Objective → Check each line of the listing for the string "Work", count the lines that have it, and answer with that number only.

[Records about charts and figures]
--
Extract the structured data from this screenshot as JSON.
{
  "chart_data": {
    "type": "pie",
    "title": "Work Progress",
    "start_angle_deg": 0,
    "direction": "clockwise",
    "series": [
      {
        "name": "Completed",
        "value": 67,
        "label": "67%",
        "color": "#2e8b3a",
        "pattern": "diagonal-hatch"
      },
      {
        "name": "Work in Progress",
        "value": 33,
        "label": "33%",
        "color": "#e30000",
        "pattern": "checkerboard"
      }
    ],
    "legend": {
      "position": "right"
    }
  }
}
--
Exercise response → 2